▸ EXERCISE BRIEF:
Write down each entry again, exactly as it reads.

▸ SUPPLIED RECORDS:
◆ ◆ ◆ ◆ ◆ ◆ ◆

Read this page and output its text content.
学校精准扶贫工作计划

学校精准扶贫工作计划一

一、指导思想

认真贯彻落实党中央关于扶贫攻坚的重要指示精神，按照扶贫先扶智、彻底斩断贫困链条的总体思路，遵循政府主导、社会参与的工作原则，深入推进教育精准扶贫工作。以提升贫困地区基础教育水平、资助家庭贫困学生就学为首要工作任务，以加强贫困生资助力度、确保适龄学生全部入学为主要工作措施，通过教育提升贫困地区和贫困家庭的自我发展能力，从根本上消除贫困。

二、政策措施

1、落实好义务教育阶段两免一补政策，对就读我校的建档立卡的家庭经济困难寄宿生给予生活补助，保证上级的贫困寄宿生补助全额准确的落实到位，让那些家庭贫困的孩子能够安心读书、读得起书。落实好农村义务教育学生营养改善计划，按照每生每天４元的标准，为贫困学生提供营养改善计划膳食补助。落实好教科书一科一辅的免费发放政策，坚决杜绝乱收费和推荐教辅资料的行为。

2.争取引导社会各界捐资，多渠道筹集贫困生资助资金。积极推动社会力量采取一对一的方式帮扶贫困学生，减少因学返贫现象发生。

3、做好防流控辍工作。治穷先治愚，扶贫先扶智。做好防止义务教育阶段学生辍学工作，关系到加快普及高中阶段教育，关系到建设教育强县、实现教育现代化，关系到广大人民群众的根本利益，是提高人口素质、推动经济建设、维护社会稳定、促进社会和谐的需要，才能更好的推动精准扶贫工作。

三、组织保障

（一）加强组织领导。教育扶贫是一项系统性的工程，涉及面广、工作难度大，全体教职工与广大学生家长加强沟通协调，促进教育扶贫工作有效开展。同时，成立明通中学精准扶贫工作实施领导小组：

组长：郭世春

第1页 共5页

◆ ◆ ◆ ◆ ◆ ◆ ◆

▸ EXERCISE ANSWER:
Read this page and output its text content.
学校精准扶贫工作计划

学校精准扶贫工作计划一

一、指导思想

认真贯彻落实党中央关于扶贫攻坚的重要指示精神，按照扶贫先扶智、彻底斩断贫困链条的总体思路，遵循政府主导、社会参与的工作原则，深入推进教育精准扶贫工作。以提升贫困地区基础教育水平、资助家庭贫困学生就学为首要工作任务，以加强贫困生资助力度、确保适龄学生全部入学为主要工作措施，通过教育提升贫困地区和贫困家庭的自我发展能力，从根本上消除贫困。

二、政策措施

1、落实好义务教育阶段两免一补政策，对就读我校的建档立卡的家庭经济困难寄宿生给予生活补助，保证上级的贫困寄宿生补助全额准确的落实到位，让那些家庭贫困的孩子能够安心读书、读得起书。落实好农村义务教育学生营养改善计划，按照每生每天４元的标准，为贫困学生提供营养改善计划膳食补助。落实好教科书一科一辅的免费发放政策，坚决杜绝乱收费和推荐教辅资料的行为。

2.争取引导社会各界捐资，多渠道筹集贫困生资助资金。积极推动社会力量采取一对一的方式帮扶贫困学生，减少因学返贫现象发生。

3、做好防流控辍工作。治穷先治愚，扶贫先扶智。做好防止义务教育阶段学生辍学工作，关系到加快普及高中阶段教育，关系到建设教育强县、实现教育现代化，关系到广大人民群众的根本利益，是提高人口素质、推动经济建设、维护社会稳定、促进社会和谐的需要，才能更好的推动精准扶贫工作。

三、组织保障

（一）加强组织领导。教育扶贫是一项系统性的工程，涉及面广、工作难度大，全体教职工与广大学生家长加强沟通协调，促进教育扶贫工作有效开展。同时，成立明通中学精准扶贫工作实施领导小组：

组长：郭世春

第1页 共5页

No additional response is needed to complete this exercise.